** Task directions **
Output every record word for word.

Dataset entries:
******************************
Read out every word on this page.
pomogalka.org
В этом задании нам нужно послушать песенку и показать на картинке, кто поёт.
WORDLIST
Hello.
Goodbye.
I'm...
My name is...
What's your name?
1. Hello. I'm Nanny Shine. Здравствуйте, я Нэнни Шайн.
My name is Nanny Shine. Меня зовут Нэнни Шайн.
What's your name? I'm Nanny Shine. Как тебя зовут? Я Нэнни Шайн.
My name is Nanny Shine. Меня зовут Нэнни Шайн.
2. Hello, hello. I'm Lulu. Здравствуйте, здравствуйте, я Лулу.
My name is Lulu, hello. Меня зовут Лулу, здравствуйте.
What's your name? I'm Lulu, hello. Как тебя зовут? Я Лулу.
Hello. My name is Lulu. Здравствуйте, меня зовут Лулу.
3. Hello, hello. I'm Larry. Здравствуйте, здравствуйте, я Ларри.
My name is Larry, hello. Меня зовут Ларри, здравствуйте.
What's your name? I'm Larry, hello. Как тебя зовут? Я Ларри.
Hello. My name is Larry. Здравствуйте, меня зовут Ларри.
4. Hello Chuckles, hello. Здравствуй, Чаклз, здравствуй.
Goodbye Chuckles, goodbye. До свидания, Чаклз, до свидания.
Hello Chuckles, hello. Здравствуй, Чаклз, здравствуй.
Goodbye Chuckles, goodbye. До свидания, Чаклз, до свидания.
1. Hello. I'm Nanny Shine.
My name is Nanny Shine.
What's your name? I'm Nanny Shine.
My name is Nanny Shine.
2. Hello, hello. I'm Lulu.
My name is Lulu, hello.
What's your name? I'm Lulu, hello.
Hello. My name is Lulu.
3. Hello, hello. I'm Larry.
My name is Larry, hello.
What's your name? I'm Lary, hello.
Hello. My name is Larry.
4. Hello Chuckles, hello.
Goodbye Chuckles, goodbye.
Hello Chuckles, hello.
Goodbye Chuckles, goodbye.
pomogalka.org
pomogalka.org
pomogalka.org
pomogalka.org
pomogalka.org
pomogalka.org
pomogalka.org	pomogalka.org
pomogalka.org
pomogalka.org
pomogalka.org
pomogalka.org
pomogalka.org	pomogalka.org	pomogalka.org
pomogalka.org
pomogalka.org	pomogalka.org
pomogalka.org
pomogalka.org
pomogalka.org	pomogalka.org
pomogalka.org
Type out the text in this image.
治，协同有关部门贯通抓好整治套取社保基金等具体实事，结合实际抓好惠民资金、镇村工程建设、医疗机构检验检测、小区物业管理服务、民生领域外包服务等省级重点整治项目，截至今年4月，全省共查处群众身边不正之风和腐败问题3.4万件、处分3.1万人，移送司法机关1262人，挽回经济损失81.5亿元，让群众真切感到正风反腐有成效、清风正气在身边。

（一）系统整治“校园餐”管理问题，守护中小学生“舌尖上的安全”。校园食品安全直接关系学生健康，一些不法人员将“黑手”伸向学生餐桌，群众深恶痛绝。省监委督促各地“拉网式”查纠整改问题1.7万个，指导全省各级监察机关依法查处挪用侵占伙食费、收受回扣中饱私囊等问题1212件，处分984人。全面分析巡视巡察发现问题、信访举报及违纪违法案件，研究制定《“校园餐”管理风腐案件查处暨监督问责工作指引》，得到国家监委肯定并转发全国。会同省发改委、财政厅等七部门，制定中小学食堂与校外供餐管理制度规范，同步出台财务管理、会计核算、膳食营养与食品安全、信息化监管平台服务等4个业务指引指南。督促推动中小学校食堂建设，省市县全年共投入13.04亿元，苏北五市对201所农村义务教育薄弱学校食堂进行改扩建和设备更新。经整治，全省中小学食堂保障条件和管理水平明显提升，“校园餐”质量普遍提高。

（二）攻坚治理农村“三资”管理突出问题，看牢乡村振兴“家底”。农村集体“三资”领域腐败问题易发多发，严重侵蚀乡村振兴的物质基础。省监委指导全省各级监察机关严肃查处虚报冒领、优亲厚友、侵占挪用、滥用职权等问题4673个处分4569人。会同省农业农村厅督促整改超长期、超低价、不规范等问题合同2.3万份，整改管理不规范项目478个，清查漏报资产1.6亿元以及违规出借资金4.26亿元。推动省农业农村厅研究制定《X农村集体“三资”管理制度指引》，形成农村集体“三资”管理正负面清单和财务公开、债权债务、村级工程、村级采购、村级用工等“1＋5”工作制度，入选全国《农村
******************************
** Response to this task **
Read out every word on this page.
pomogalka.org
В этом задании нам нужно послушать песенку и показать на картинке, кто поёт.
WORDLIST
Hello.
Goodbye.
I'm...
My name is...
What's your name?
1. Hello. I'm Nanny Shine. Здравствуйте, я Нэнни Шайн.
My name is Nanny Shine. Меня зовут Нэнни Шайн.
What's your name? I'm Nanny Shine. Как тебя зовут? Я Нэнни Шайн.
My name is Nanny Shine. Меня зовут Нэнни Шайн.
2. Hello, hello. I'm Lulu. Здравствуйте, здравствуйте, я Лулу.
My name is Lulu, hello. Меня зовут Лулу, здравствуйте.
What's your name? I'm Lulu, hello. Как тебя зовут? Я Лулу.
Hello. My name is Lulu. Здравствуйте, меня зовут Лулу.
3. Hello, hello. I'm Larry. Здравствуйте, здравствуйте, я Ларри.
My name is Larry, hello. Меня зовут Ларри, здравствуйте.
What's your name? I'm Larry, hello. Как тебя зовут? Я Ларри.
Hello. My name is Larry. Здравствуйте, меня зовут Ларри.
4. Hello Chuckles, hello. Здравствуй, Чаклз, здравствуй.
Goodbye Chuckles, goodbye. До свидания, Чаклз, до свидания.
Hello Chuckles, hello. Здравствуй, Чаклз, здравствуй.
Goodbye Chuckles, goodbye. До свидания, Чаклз, до свидания.
1. Hello. I'm Nanny Shine.
My name is Nanny Shine.
What's your name? I'm Nanny Shine.
My name is Nanny Shine.
2. Hello, hello. I'm Lulu.
My name is Lulu, hello.
What's your name? I'm Lulu, hello.
Hello. My name is Lulu.
3. Hello, hello. I'm Larry.
My name is Larry, hello.
What's your name? I'm Lary, hello.
Hello. My name is Larry.
4. Hello Chuckles, hello.
Goodbye Chuckles, goodbye.
Hello Chuckles, hello.
Goodbye Chuckles, goodbye.
pomogalka.org
pomogalka.org
pomogalka.org
pomogalka.org
pomogalka.org
pomogalka.org
pomogalka.org	pomogalka.org
pomogalka.org
pomogalka.org
pomogalka.org
pomogalka.org
pomogalka.org	pomogalka.org	pomogalka.org
pomogalka.org
pomogalka.org	pomogalka.org
pomogalka.org
pomogalka.org
pomogalka.org	pomogalka.org
pomogalka.org
Type out the text in this image.
治，协同有关部门贯通抓好整治套取社保基金等具体实事，结合实际抓好惠民资金、镇村工程建设、医疗机构检验检测、小区物业管理服务、民生领域外包服务等省级重点整治项目，截至今年4月，全省共查处群众身边不正之风和腐败问题3.4万件、处分3.1万人，移送司法机关1262人，挽回经济损失81.5亿元，让群众真切感到正风反腐有成效、清风正气在身边。

（一）系统整治“校园餐”管理问题，守护中小学生“舌尖上的安全”。校园食品安全直接关系学生健康，一些不法人员将“黑手”伸向学生餐桌，群众深恶痛绝。省监委督促各地“拉网式”查纠整改问题1.7万个，指导全省各级监察机关依法查处挪用侵占伙食费、收受回扣中饱私囊等问题1212件，处分984人。全面分析巡视巡察发现问题、信访举报及违纪违法案件，研究制定《“校园餐”管理风腐案件查处暨监督问责工作指引》，得到国家监委肯定并转发全国。会同省发改委、财政厅等七部门，制定中小学食堂与校外供餐管理制度规范，同步出台财务管理、会计核算、膳食营养与食品安全、信息化监管平台服务等4个业务指引指南。督促推动中小学校食堂建设，省市县全年共投入13.04亿元，苏北五市对201所农村义务教育薄弱学校食堂进行改扩建和设备更新。经整治，全省中小学食堂保障条件和管理水平明显提升，“校园餐”质量普遍提高。

（二）攻坚治理农村“三资”管理突出问题，看牢乡村振兴“家底”。农村集体“三资”领域腐败问题易发多发，严重侵蚀乡村振兴的物质基础。省监委指导全省各级监察机关严肃查处虚报冒领、优亲厚友、侵占挪用、滥用职权等问题4673个处分4569人。会同省农业农村厅督促整改超长期、超低价、不规范等问题合同2.3万份，整改管理不规范项目478个，清查漏报资产1.6亿元以及违规出借资金4.26亿元。推动省农业农村厅研究制定《X农村集体“三资”管理制度指引》，形成农村集体“三资”管理正负面清单和财务公开、债权债务、村级工程、村级采购、村级用工等“1＋5”工作制度，入选全国《农村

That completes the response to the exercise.